▸ REQUIRED WORK: Output all the material that follows, exactly as given.

▸ TASK INPUT:

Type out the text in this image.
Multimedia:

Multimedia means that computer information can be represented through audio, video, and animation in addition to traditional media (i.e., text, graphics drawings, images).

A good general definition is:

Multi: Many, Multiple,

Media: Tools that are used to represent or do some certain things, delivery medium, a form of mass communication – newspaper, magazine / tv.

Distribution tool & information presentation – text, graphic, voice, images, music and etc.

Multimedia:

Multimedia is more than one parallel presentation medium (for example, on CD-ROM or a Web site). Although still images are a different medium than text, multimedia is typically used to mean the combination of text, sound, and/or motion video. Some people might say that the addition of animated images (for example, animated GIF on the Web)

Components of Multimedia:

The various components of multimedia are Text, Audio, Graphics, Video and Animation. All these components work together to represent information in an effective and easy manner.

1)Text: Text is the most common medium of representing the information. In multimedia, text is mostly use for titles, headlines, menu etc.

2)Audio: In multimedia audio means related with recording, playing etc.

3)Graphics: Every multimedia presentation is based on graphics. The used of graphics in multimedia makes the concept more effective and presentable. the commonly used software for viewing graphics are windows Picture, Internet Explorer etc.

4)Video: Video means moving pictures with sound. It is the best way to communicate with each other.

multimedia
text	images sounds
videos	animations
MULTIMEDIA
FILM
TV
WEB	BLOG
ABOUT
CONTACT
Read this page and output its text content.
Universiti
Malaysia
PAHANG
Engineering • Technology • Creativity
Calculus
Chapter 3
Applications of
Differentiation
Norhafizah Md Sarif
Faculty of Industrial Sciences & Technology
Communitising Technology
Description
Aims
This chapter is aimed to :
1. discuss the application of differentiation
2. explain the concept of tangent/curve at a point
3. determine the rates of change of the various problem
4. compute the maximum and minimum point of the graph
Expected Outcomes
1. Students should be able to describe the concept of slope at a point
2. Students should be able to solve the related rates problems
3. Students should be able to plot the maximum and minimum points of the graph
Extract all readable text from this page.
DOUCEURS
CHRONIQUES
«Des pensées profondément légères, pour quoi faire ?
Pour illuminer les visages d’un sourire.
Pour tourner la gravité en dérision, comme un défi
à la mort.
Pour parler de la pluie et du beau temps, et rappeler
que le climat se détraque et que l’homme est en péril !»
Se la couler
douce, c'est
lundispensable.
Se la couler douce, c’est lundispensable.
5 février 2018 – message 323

▸ RESULT OF THIS TASK:
Type out the text in this image.
Multimedia:

Multimedia means that computer information can be represented through audio, video, and animation in addition to traditional media (i.e., text, graphics drawings, images).

A good general definition is:

Multi: Many, Multiple,

Media: Tools that are used to represent or do some certain things, delivery medium, a form of mass communication – newspaper, magazine / tv.

Distribution tool & information presentation – text, graphic, voice, images, music and etc.

Multimedia:

Multimedia is more than one parallel presentation medium (for example, on CD-ROM or a Web site). Although still images are a different medium than text, multimedia is typically used to mean the combination of text, sound, and/or motion video. Some people might say that the addition of animated images (for example, animated GIF on the Web)

Components of Multimedia:

The various components of multimedia are Text, Audio, Graphics, Video and Animation. All these components work together to represent information in an effective and easy manner.

1)Text: Text is the most common medium of representing the information. In multimedia, text is mostly use for titles, headlines, menu etc.

2)Audio: In multimedia audio means related with recording, playing etc.

3)Graphics: Every multimedia presentation is based on graphics. The used of graphics in multimedia makes the concept more effective and presentable. the commonly used software for viewing graphics are windows Picture, Internet Explorer etc.

4)Video: Video means moving pictures with sound. It is the best way to communicate with each other.

multimedia
text	images sounds
videos	animations
MULTIMEDIA
FILM
TV
WEB	BLOG
ABOUT
CONTACT
Read this page and output its text content.
Universiti
Malaysia
PAHANG
Engineering • Technology • Creativity
Calculus
Chapter 3
Applications of
Differentiation
Norhafizah Md Sarif
Faculty of Industrial Sciences & Technology
Communitising Technology
Description
Aims
This chapter is aimed to :
1. discuss the application of differentiation
2. explain the concept of tangent/curve at a point
3. determine the rates of change of the various problem
4. compute the maximum and minimum point of the graph
Expected Outcomes
1. Students should be able to describe the concept of slope at a point
2. Students should be able to solve the related rates problems
3. Students should be able to plot the maximum and minimum points of the graph
Extract all readable text from this page.
DOUCEURS
CHRONIQUES
«Des pensées profondément légères, pour quoi faire ?
Pour illuminer les visages d’un sourire.
Pour tourner la gravité en dérision, comme un défi
à la mort.
Pour parler de la pluie et du beau temps, et rappeler
que le climat se détraque et que l’homme est en péril !»
Se la couler
douce, c'est
lundispensable.
Se la couler douce, c’est lundispensable.
5 février 2018 – message 323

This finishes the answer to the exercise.